═══ Supplied data

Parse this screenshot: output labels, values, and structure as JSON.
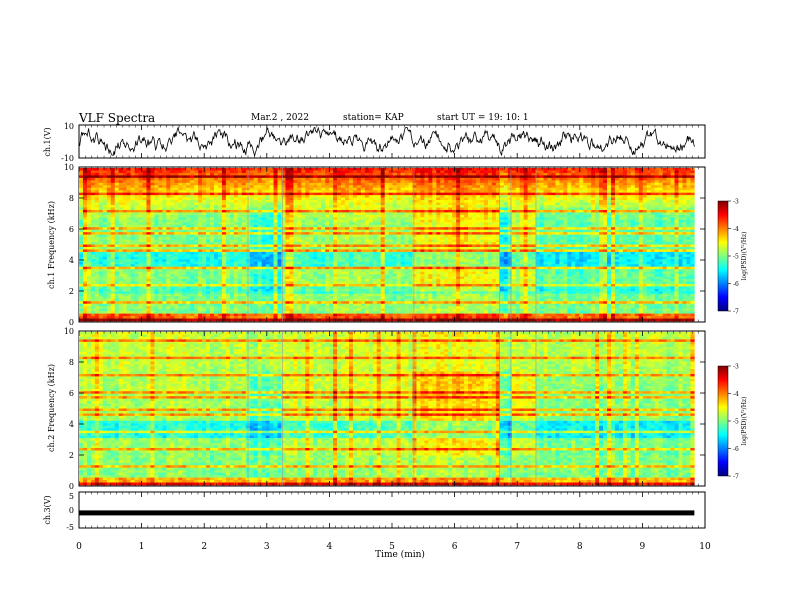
{
  "header": {
    "title": "VLF Spectra",
    "date": "Mar.2 , 2022",
    "station": "station= KAP",
    "start": "start UT = 19: 10: 1"
  },
  "chart_data": [
    {
      "type": "line",
      "panel": "ch1-waveform",
      "ylabel": "ch.1(V)",
      "ylim": [
        -10,
        10
      ],
      "yticks": [
        "10",
        "-10"
      ],
      "xlim": [
        0,
        10
      ],
      "line_color": "#000000"
    },
    {
      "type": "heatmap",
      "panel": "ch1-spectrogram",
      "ylabel": "ch.1 Frequency (kHz)",
      "ylim": [
        0,
        10
      ],
      "yticks": [
        "0",
        "2",
        "4",
        "6",
        "8",
        "10"
      ],
      "xlim": [
        0,
        9.83
      ],
      "segment_breaks_min": [
        2.7,
        3.25,
        5.35,
        6.72,
        6.9,
        7.3
      ],
      "colorbar": {
        "label": "log(PSD)(V²/Hz)",
        "range": [
          -7,
          -3
        ],
        "ticks": [
          "-3",
          "-4",
          "-5",
          "-6",
          "-7"
        ]
      }
    },
    {
      "type": "heatmap",
      "panel": "ch2-spectrogram",
      "ylabel": "ch.2 Frequency (kHz)",
      "ylim": [
        0,
        10
      ],
      "yticks": [
        "0",
        "2",
        "4",
        "6",
        "8",
        "10"
      ],
      "xlim": [
        0,
        9.83
      ],
      "segment_breaks_min": [
        2.7,
        3.25,
        5.35,
        6.72,
        6.9,
        7.3
      ],
      "colorbar": {
        "label": "log(PSD)(V²/Hz)",
        "range": [
          -7,
          -3
        ],
        "ticks": [
          "-3",
          "-4",
          "-5",
          "-6",
          "-7"
        ]
      }
    },
    {
      "type": "line",
      "panel": "ch3-waveform",
      "ylabel": "ch.3(V)",
      "ylim": [
        -5,
        5
      ],
      "yticks": [
        "5",
        "0",
        "-5"
      ],
      "xlim": [
        0,
        10
      ],
      "level_v": -1.0
    }
  ],
  "xaxis": {
    "label": "Time (min)",
    "ticks": [
      "0",
      "1",
      "2",
      "3",
      "4",
      "5",
      "6",
      "7",
      "8",
      "9",
      "10"
    ],
    "range": [
      0,
      10
    ]
  },
  "colors": {
    "jet": [
      "#00007f",
      "#0000ff",
      "#007fff",
      "#00ffff",
      "#7fff7f",
      "#ffff00",
      "#ff7f00",
      "#ff0000",
      "#7f0000"
    ]
  }
}
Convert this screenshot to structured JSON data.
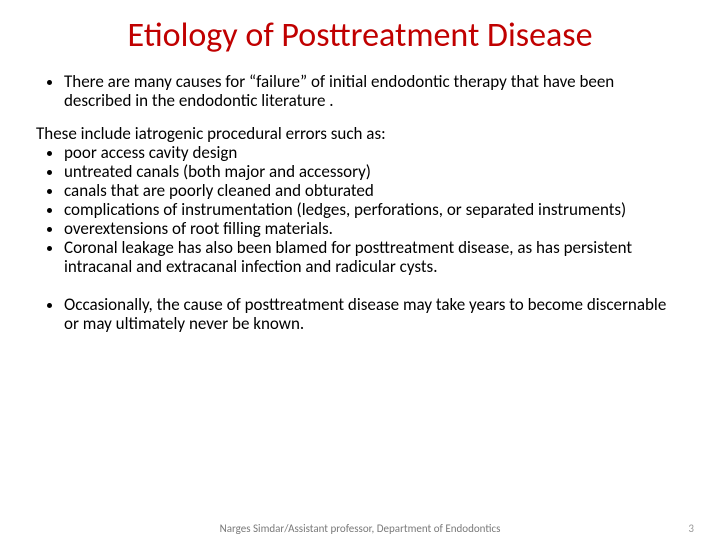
{
  "title": {
    "text": "Etiology of Posttreatment Disease",
    "color": "#c00000",
    "fontsize": 34
  },
  "intro_bullet": "There are many causes for “failure” of initial endodontic therapy that have been described in the endodontic literature .",
  "lead_text": "These include iatrogenic procedural errors such as:",
  "bullets": [
    " poor access cavity design",
    " untreated canals (both major and accessory)",
    "canals that are poorly cleaned and obturated",
    " complications of instrumentation (ledges, perforations, or separated instruments)",
    " overextensions of root filling materials.",
    "Coronal leakage has also been blamed for posttreatment disease, as has persistent intracanal and extracanal infection and radicular cysts."
  ],
  "final_bullet": "Occasionally, the cause of posttreatment disease may take years to become discernable or may ultimately never be known.",
  "footer": {
    "credit": "Narges Simdar/Assistant professor, Department of Endodontics",
    "page": "3",
    "credit_color": "#7a7a7a",
    "page_color": "#9a9a9a"
  },
  "body_fontsize": 17,
  "background_color": "#ffffff"
}
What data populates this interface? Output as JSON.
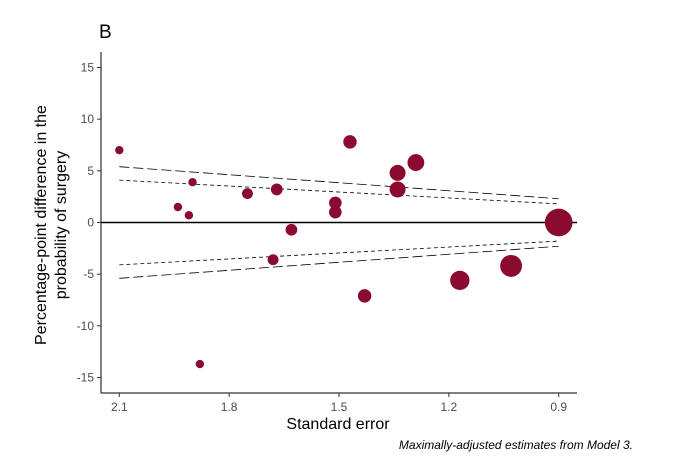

══════

Looking at the records above, report how many lines contain the word "Frequency". Answer with the number only.

## [Task result]
2